╭─ Pagina

B. Quella mattina siamo arrivati in treno a Porta Nuova. Ci siamo fermati lì davanti al piazzale di Porta Nuova e guardavano tutti su, ed anche noi. Sai, davanti dove c’è la facciata grande c’era l’asta della bandiera e davanti c’era un fascio. C’erano due con un martello che buttavano giù quel fascio. Dopo un po’ patapummate!

Mentre eravamo lì è arrivata una camionetta con due tedeschi, perché a quei tempi i tedeschi avevano mandato un po’ di batterie della contraerea, quei famosi 88. Questi tedeschi sono arrivati lì e si sono fermati a vedere tutta ‘sta babilonia. Ad un certo punto qualcuno ha cominciato a insultarli. Loro sono stati lì un po’ sorpresi e poi sono scappati. Dopo un po’, da verso Po, arriva su un tram sul quale avevano attaccato un manifesto con sopra scritto: “La vita ritorna”. Era il manifesto di un film. Se tu vai a vedere la Gazzetta del Popolo di quei giorni vedrai in un cinema di Torino davano un film con quel titolo. Qualcuno aveva staccato il manifesto da una locandina e lo avevano attaccato sul tram, evidentemente dandogli un significato completamente diverso…

Ad un certo punto comincia un po’ di movimento e dico: “Cosa succede?”. Dicono: “Andiamo a prendere d’assalto la Casa del Fascio”. Ebbene sono andati là, non mi ricordo la via, sai che tutti i palazzi antichi hanno il cartello, lì c’è scritto “Qui era la sede del Fascio, nel 26 luglio la sede fu distrutta”

D. Era Palazzo Campana in via Carlo Alberto.

╰─

■ **Compiti da svolgere**:
1. Nel racconto su Porta Nuova, che cosa c'era scritto sul manifesto attaccato al tram?
2. Cita dal racconto su Porta Nuova il passo che comincia con "Ad un certo punto comincia" e prosegue fino a "via Carlo Alberto.".

╭─ Dati forniti

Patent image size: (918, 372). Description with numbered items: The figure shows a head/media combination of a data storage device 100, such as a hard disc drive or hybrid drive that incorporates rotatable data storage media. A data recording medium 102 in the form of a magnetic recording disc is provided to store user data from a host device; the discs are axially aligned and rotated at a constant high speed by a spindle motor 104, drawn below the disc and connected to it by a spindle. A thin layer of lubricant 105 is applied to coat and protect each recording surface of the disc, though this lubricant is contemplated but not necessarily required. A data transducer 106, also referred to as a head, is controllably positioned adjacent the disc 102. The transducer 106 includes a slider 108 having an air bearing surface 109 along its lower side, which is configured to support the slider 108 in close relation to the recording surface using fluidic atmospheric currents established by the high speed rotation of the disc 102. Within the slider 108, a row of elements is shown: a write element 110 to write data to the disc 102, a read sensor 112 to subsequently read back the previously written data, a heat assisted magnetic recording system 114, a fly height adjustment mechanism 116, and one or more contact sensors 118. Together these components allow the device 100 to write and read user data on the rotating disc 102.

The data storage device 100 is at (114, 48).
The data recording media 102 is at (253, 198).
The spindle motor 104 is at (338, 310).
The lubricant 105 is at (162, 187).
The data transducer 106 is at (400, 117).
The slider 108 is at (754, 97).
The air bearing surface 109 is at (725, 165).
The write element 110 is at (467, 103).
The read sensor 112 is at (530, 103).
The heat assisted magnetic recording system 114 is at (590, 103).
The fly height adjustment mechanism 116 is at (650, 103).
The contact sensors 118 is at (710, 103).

╰─

■ **Risposte per compito**:
1. C'era scritto "La vita ritorna".

2.
Ad un certo punto comincia un po’ di movimento e dico: “Cosa succede?”. Dicono: “Andiamo a prendere d’assalto la Casa del Fascio”. Ebbene sono andati là, non mi ricordo la via, sai che tutti i palazzi antichi hanno il cartello, lì c’è scritto “Qui era la sede del Fascio, nel 26 luglio la sede fu distrutta”

D. Era Palazzo Campana in via Carlo Alberto.